__Stated task 1__: From the BarkBusters thread, copy the passage between "I know someone" and "dingo type dog??", inclusive, without changing a word.

# Has anyone used BarkBusters?



## CindyM (Mar 20, 2007)

Based on their website and just breify speaking to one of their trainers, it seems like it may be a good fit for us. I am not sure of the price, yet, but wondered if anyone here has had any experience with them.

http://www.barkbusters.com


----------



## angelaw (Dec 14, 2001)

Had someone who paid $600 for training, ended up getting her money back because they didn't know what to do to help with a few trouble areas. Save your $ and find a local dog training company (not petco types but reg. training facilities) that do group and private training. Some do cgc and agility as well.


----------



## Dohhhhh (May 1, 2006)

Never used them but know a few people who have used them...and ended up at Obedient K9 ..........need I say more LOL


----------



## CindyM (Mar 20, 2007)

I am having the hardest time finding a trainer. I just need one to fall out of the sky i think.


----------



## shilohsmom (Jul 14, 2003)

I know someone who used them and like others have said, it didn't work. For an awful lot of money they told the owners to say 'bah' and toss and chain on the floor when the dogs barked... not really what you'd expect for the amount of money they spent. Also, for whatever reason, they convienced my friend that his breed was not covered under whatever guarantee they have???? I would have ran the other way if that was said to me. I don't know exactly what kind of breed Dan owns-some kind of dingo type dog??


----------



## CindyM (Mar 20, 2007)

I am glad I posted here, so far the consensus seems to be unanimous. Thanks to Angela, I am working on a lead and can hopefully find a private trainer!


----------



## onyx'girl (May 18, 2007)

If you post your area in IN, some here may have recommendations 
This is a listing of certified pet dog trainers in Indiana: http://www.ccpdt.org/rstr/IN.html


----------

__Stated task 2__: Render the listing lines between the lines holding "graph-node-parting[interactable]: The Parting" and "798, 1747, 840]", inclusive, as a Markdown table with the columns Row and Line, leaving out any blank lines.

Spatial annotation records:
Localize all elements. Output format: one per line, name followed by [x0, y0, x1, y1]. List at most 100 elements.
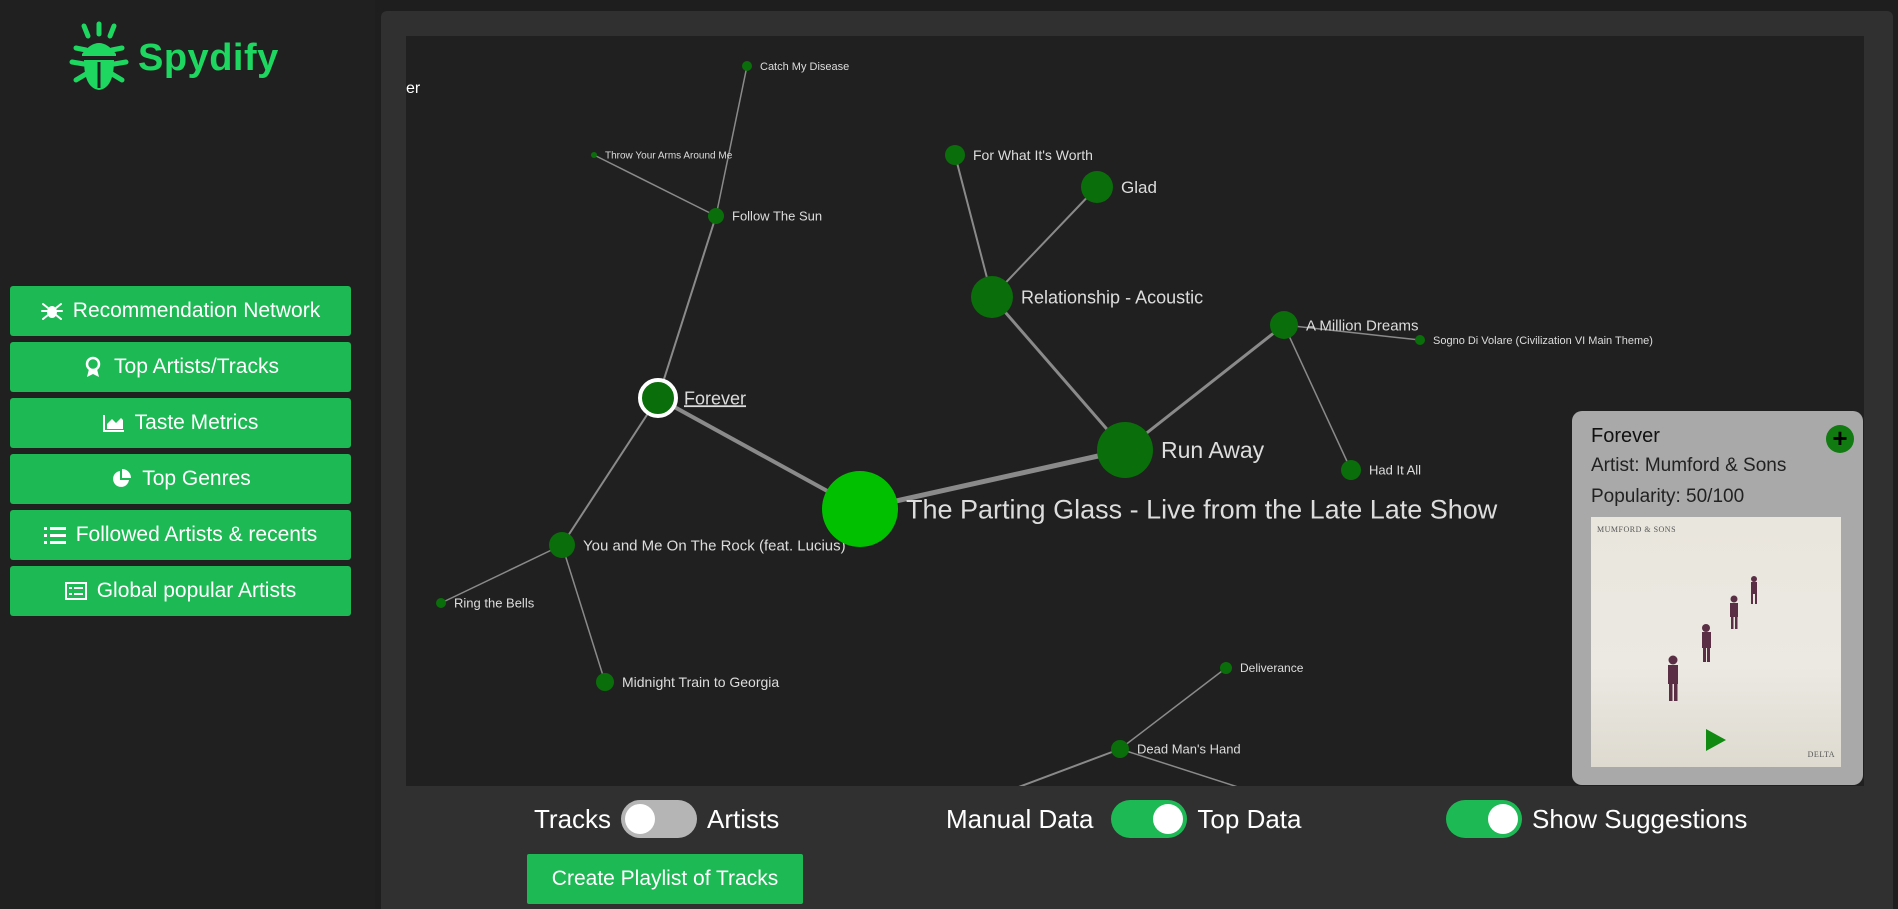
graph-node-parting[interactable]: The Parting Glass - Live from the Late L…	[822, 471, 1498, 547]
graph-node-label[interactable]: Dead Man's Hand	[1137, 742, 1241, 757]
nav-label: Taste Metrics	[134, 411, 259, 434]
graph-node-circle[interactable]	[596, 673, 614, 691]
graph-node-circle[interactable]	[1111, 740, 1129, 758]
suggestions-switch: Show Suggestions	[1436, 798, 1747, 840]
graph-edge	[1119, 667, 1227, 750]
graph-node-circle[interactable]	[638, 378, 678, 418]
graph-node-runaway[interactable]: Run Away	[1097, 422, 1265, 478]
graph-node-throw[interactable]: Throw Your Arms Around Me	[591, 151, 733, 162]
graph-node-hadit[interactable]: Had It All	[1341, 460, 1421, 480]
nav-followed-artists-button[interactable]: Followed Artists & recents	[10, 510, 351, 560]
sidebar: Spydify Recommendation Network Top Artis…	[0, 0, 375, 909]
create-playlist-button[interactable]: Create Playlist of Tracks	[527, 854, 803, 904]
graph-node-circle[interactable]	[1220, 662, 1232, 674]
graph-node-circle[interactable]	[822, 471, 898, 547]
nav-label: Top Genres	[142, 467, 251, 490]
graph-node-follow[interactable]: Follow The Sun	[708, 208, 822, 224]
graph-edge	[1018, 748, 1121, 786]
graph-edge	[657, 215, 717, 399]
data-source-toggle[interactable]	[1111, 800, 1188, 838]
graph-node-circle[interactable]	[1341, 460, 1361, 480]
graph-node-label[interactable]: Midnight Train to Georgia	[622, 674, 779, 690]
graph-node-circle[interactable]	[1270, 311, 1298, 339]
graph-node-label[interactable]: You and Me On The Rock (feat. Lucius)	[583, 537, 846, 554]
graph-edge	[990, 296, 1127, 451]
graph-node-label[interactable]: Follow The Sun	[732, 209, 822, 224]
pie-chart-icon	[110, 468, 132, 490]
app-logo[interactable]: Spydify	[68, 18, 279, 98]
list-icon	[43, 524, 66, 546]
artists-label: Artists	[707, 803, 780, 834]
graph-node-label[interactable]: Forever	[684, 388, 746, 408]
graph-edge	[991, 186, 1098, 298]
tracks-label: Tracks	[534, 803, 612, 834]
table-list-icon	[64, 580, 87, 602]
graph-node-deliverance[interactable]: Deliverance	[1220, 661, 1304, 675]
graph-node-circle[interactable]	[436, 598, 446, 608]
add-to-playlist-button[interactable]: +	[1826, 425, 1854, 453]
graph-nodes: Catch My Disease Throw Your Arms Around M…	[436, 61, 1653, 758]
show-suggestions-toggle[interactable]	[1446, 800, 1522, 838]
graph-node-circle[interactable]	[945, 145, 965, 165]
card-artist: Artist: Mumford & Sons	[1591, 455, 1787, 476]
graph-node-circle[interactable]	[708, 208, 724, 224]
graph-edge	[593, 154, 717, 217]
graph-node-label[interactable]: Ring the Bells	[454, 596, 535, 611]
nav-top-genres-button[interactable]: Top Genres	[10, 454, 351, 504]
nav-label: Top Artists/Tracks	[114, 355, 279, 378]
graph-edge	[1124, 323, 1285, 452]
graph-node-midnight[interactable]: Midnight Train to Georgia	[596, 673, 779, 691]
spider-logo-icon	[69, 21, 129, 90]
graph-edge	[954, 154, 993, 298]
graph-node-relationship[interactable]: Relationship - Acoustic	[971, 276, 1203, 318]
graph-node-worth[interactable]: For What It's Worth	[945, 145, 1093, 165]
graph-node-catch[interactable]: Catch My Disease	[742, 61, 849, 73]
graph-node-circle[interactable]	[549, 532, 575, 558]
graph-node-million[interactable]: A Million Dreams	[1270, 311, 1419, 339]
play-icon[interactable]	[1706, 729, 1726, 751]
graph-node-label[interactable]: A Million Dreams	[1306, 317, 1419, 334]
show-suggestions-label: Show Suggestions	[1532, 803, 1748, 834]
graph-node-label[interactable]: Relationship - Acoustic	[1021, 287, 1203, 307]
nav-label: Followed Artists & recents	[75, 523, 318, 546]
graph-node-circle[interactable]	[742, 61, 752, 71]
graph-edge	[561, 544, 606, 683]
graph-node-deadman[interactable]: Dead Man's Hand	[1111, 740, 1241, 758]
graph-node-label[interactable]: Deliverance	[1240, 661, 1304, 675]
graph-node-glad[interactable]: Glad	[1081, 171, 1157, 203]
graph-node-circle[interactable]	[971, 276, 1013, 318]
graph-node-label[interactable]: Had It All	[1369, 463, 1421, 478]
graph-node-label[interactable]: For What It's Worth	[973, 147, 1093, 163]
tracks-artists-switch: Tracks Artists	[534, 798, 779, 840]
graph-edge	[715, 65, 748, 217]
graph-edge	[561, 397, 659, 546]
graph-node-circle[interactable]	[1081, 171, 1113, 203]
graph-node-circle[interactable]	[591, 152, 597, 158]
graph-node-youme[interactable]: You and Me On The Rock (feat. Lucius)	[549, 532, 846, 558]
graph-node-label[interactable]: Sogno Di Volare (Civilization VI Main Th…	[1433, 335, 1653, 347]
nav-taste-metrics-button[interactable]: Taste Metrics	[10, 398, 351, 448]
track-info-card: Forever + Artist: Mumford & Sons Popular…	[1572, 411, 1863, 785]
graph-node-circle[interactable]	[1097, 422, 1153, 478]
nav-recommendation-network-button[interactable]: Recommendation Network	[10, 286, 351, 336]
album-cover: MUMFORD & SONS DELTA	[1591, 517, 1841, 767]
graph-node-circle[interactable]	[1415, 335, 1425, 345]
nav-global-popular-artists-button[interactable]: Global popular Artists	[10, 566, 351, 616]
manual-data-label: Manual Data	[946, 803, 1094, 834]
graph-node-sogno[interactable]: Sogno Di Volare (Civilization VI Main Th…	[1415, 335, 1653, 347]
graph-node-label[interactable]: Run Away	[1161, 437, 1265, 463]
graph-node-label[interactable]: The Parting Glass - Live from the Late L…	[906, 494, 1498, 524]
nav-top-artists-tracks-button[interactable]: Top Artists/Tracks	[10, 342, 351, 392]
graph-edges	[440, 65, 1421, 786]
award-icon	[82, 356, 104, 378]
tracks-artists-toggle[interactable]	[621, 800, 698, 838]
graph-node-label[interactable]: Catch My Disease	[760, 61, 849, 73]
nav-label: Global popular Artists	[96, 579, 297, 602]
graph-node-label[interactable]: Glad	[1121, 178, 1157, 197]
partial-node-label: er	[406, 80, 421, 97]
graph-edge	[440, 544, 563, 604]
sidebar-nav: Recommendation Network Top Artists/Track…	[10, 286, 351, 622]
graph-node-label[interactable]: Throw Your Arms Around Me	[605, 151, 733, 162]
spider-icon	[40, 300, 63, 322]
graph-node-forever[interactable]: Forever	[638, 378, 746, 418]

__Task response 1__:
I know someone who used them and like others have said, it didn't work. For an awful lot of money they told the owners to say 'bah' and toss and chain on the floor when the dogs barked... not really what you'd expect for the amount of money they spent. Also, for whatever reason, they convienced my friend that his breed was not covered under whatever guarantee they have???? I would have ran the other way if that was said to me. I don't know exactly what kind of breed Dan owns-some kind of dingo type dog??

__Task response 2__:
| Row | Line |
|---|---|
| 1 | graph-node-parting[interactable]: The Parting Glass - Live from the Late L…	[822, 471, 1498, 547] |
| 2 | graph-node-label[interactable]: Dead Man's Hand	[1137, 742, 1241, 757] |
| 3 | nav-label: Taste Metrics	[134, 411, 259, 434] |
| 4 | graph-node-circle[interactable]	[596, 673, 614, 691] |
| 5 | graph-node-circle[interactable]	[1111, 740, 1129, 758] |
| 6 | suggestions-switch: Show Suggestions	[1436, 798, 1747, 840] |